Dataset entries:
* begin *

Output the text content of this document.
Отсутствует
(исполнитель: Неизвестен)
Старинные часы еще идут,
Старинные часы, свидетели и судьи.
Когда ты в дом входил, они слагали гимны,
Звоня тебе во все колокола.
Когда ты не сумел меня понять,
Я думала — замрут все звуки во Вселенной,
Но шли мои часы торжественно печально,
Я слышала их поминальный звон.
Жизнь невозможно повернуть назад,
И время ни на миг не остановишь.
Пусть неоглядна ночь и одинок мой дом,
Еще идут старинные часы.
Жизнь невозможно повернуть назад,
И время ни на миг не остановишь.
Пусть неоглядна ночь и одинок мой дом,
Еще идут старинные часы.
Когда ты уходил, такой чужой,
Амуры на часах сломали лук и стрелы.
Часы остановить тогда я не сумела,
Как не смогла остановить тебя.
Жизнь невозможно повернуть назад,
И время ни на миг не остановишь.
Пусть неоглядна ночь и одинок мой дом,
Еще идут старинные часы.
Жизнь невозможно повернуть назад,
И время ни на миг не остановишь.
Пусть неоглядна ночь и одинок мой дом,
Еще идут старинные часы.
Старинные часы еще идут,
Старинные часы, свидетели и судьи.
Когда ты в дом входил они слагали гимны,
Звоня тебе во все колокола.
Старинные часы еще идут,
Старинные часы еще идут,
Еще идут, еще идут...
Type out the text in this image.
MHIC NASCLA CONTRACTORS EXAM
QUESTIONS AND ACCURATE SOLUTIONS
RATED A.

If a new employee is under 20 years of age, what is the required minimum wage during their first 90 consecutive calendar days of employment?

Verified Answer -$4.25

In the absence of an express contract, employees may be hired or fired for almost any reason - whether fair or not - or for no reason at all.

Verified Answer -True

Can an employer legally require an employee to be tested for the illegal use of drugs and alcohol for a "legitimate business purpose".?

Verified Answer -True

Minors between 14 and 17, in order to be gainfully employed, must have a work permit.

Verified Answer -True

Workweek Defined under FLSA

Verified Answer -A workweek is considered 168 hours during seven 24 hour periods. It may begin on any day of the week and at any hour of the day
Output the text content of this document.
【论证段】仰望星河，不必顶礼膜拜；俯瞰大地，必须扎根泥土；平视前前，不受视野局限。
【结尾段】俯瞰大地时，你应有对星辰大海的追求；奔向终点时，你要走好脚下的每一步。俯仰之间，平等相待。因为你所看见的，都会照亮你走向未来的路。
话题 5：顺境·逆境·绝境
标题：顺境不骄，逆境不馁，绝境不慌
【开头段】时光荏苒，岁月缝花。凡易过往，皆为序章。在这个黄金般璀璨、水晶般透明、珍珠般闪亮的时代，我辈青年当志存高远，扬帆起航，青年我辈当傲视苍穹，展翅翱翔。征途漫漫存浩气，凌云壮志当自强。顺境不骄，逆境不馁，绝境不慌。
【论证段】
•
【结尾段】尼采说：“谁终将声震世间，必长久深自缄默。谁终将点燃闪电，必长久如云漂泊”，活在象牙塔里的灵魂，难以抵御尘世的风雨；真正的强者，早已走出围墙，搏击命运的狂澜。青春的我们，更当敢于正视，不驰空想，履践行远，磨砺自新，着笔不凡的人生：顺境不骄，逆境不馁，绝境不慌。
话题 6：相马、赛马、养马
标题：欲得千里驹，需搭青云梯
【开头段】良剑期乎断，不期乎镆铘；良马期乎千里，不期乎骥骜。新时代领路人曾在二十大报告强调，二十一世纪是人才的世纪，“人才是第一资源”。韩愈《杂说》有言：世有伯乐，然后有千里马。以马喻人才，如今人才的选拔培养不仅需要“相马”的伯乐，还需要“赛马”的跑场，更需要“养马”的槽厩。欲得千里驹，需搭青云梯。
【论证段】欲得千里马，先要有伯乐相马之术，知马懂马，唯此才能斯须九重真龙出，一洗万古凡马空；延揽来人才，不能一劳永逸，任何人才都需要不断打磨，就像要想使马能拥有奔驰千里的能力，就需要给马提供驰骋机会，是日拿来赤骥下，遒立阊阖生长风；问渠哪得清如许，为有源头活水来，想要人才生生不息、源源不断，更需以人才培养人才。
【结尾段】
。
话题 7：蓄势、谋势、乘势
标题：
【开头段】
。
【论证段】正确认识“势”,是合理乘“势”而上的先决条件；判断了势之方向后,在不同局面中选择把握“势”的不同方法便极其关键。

* end *

Given problem: Restate each record exactly as written.

The completed task:
Output the text content of this document.
Отсутствует
(исполнитель: Неизвестен)
Старинные часы еще идут,
Старинные часы, свидетели и судьи.
Когда ты в дом входил, они слагали гимны,
Звоня тебе во все колокола.
Когда ты не сумел меня понять,
Я думала — замрут все звуки во Вселенной,
Но шли мои часы торжественно печально,
Я слышала их поминальный звон.
Жизнь невозможно повернуть назад,
И время ни на миг не остановишь.
Пусть неоглядна ночь и одинок мой дом,
Еще идут старинные часы.
Жизнь невозможно повернуть назад,
И время ни на миг не остановишь.
Пусть неоглядна ночь и одинок мой дом,
Еще идут старинные часы.
Когда ты уходил, такой чужой,
Амуры на часах сломали лук и стрелы.
Часы остановить тогда я не сумела,
Как не смогла остановить тебя.
Жизнь невозможно повернуть назад,
И время ни на миг не остановишь.
Пусть неоглядна ночь и одинок мой дом,
Еще идут старинные часы.
Жизнь невозможно повернуть назад,
И время ни на миг не остановишь.
Пусть неоглядна ночь и одинок мой дом,
Еще идут старинные часы.
Старинные часы еще идут,
Старинные часы, свидетели и судьи.
Когда ты в дом входил они слагали гимны,
Звоня тебе во все колокола.
Старинные часы еще идут,
Старинные часы еще идут,
Еще идут, еще идут...
Type out the text in this image.
MHIC NASCLA CONTRACTORS EXAM
QUESTIONS AND ACCURATE SOLUTIONS
RATED A.

If a new employee is under 20 years of age, what is the required minimum wage during their first 90 consecutive calendar days of employment?

Verified Answer -$4.25

In the absence of an express contract, employees may be hired or fired for almost any reason - whether fair or not - or for no reason at all.

Verified Answer -True

Can an employer legally require an employee to be tested for the illegal use of drugs and alcohol for a "legitimate business purpose".?

Verified Answer -True

Minors between 14 and 17, in order to be gainfully employed, must have a work permit.

Verified Answer -True

Workweek Defined under FLSA

Verified Answer -A workweek is considered 168 hours during seven 24 hour periods. It may begin on any day of the week and at any hour of the day
Output the text content of this document.
【论证段】仰望星河，不必顶礼膜拜；俯瞰大地，必须扎根泥土；平视前前，不受视野局限。
【结尾段】俯瞰大地时，你应有对星辰大海的追求；奔向终点时，你要走好脚下的每一步。俯仰之间，平等相待。因为你所看见的，都会照亮你走向未来的路。
话题 5：顺境·逆境·绝境
标题：顺境不骄，逆境不馁，绝境不慌
【开头段】时光荏苒，岁月缝花。凡易过往，皆为序章。在这个黄金般璀璨、水晶般透明、珍珠般闪亮的时代，我辈青年当志存高远，扬帆起航，青年我辈当傲视苍穹，展翅翱翔。征途漫漫存浩气，凌云壮志当自强。顺境不骄，逆境不馁，绝境不慌。
【论证段】
•
【结尾段】尼采说：“谁终将声震世间，必长久深自缄默。谁终将点燃闪电，必长久如云漂泊”，活在象牙塔里的灵魂，难以抵御尘世的风雨；真正的强者，早已走出围墙，搏击命运的狂澜。青春的我们，更当敢于正视，不驰空想，履践行远，磨砺自新，着笔不凡的人生：顺境不骄，逆境不馁，绝境不慌。
话题 6：相马、赛马、养马
标题：欲得千里驹，需搭青云梯
【开头段】良剑期乎断，不期乎镆铘；良马期乎千里，不期乎骥骜。新时代领路人曾在二十大报告强调，二十一世纪是人才的世纪，“人才是第一资源”。韩愈《杂说》有言：世有伯乐，然后有千里马。以马喻人才，如今人才的选拔培养不仅需要“相马”的伯乐，还需要“赛马”的跑场，更需要“养马”的槽厩。欲得千里驹，需搭青云梯。
【论证段】欲得千里马，先要有伯乐相马之术，知马懂马，唯此才能斯须九重真龙出，一洗万古凡马空；延揽来人才，不能一劳永逸，任何人才都需要不断打磨，就像要想使马能拥有奔驰千里的能力，就需要给马提供驰骋机会，是日拿来赤骥下，遒立阊阖生长风；问渠哪得清如许，为有源头活水来，想要人才生生不息、源源不断，更需以人才培养人才。
【结尾段】
。
话题 7：蓄势、谋势、乘势
标题：
【开头段】
。
【论证段】正确认识“势”,是合理乘“势”而上的先决条件；判断了势之方向后,在不同局面中选择把握“势”的不同方法便极其关键。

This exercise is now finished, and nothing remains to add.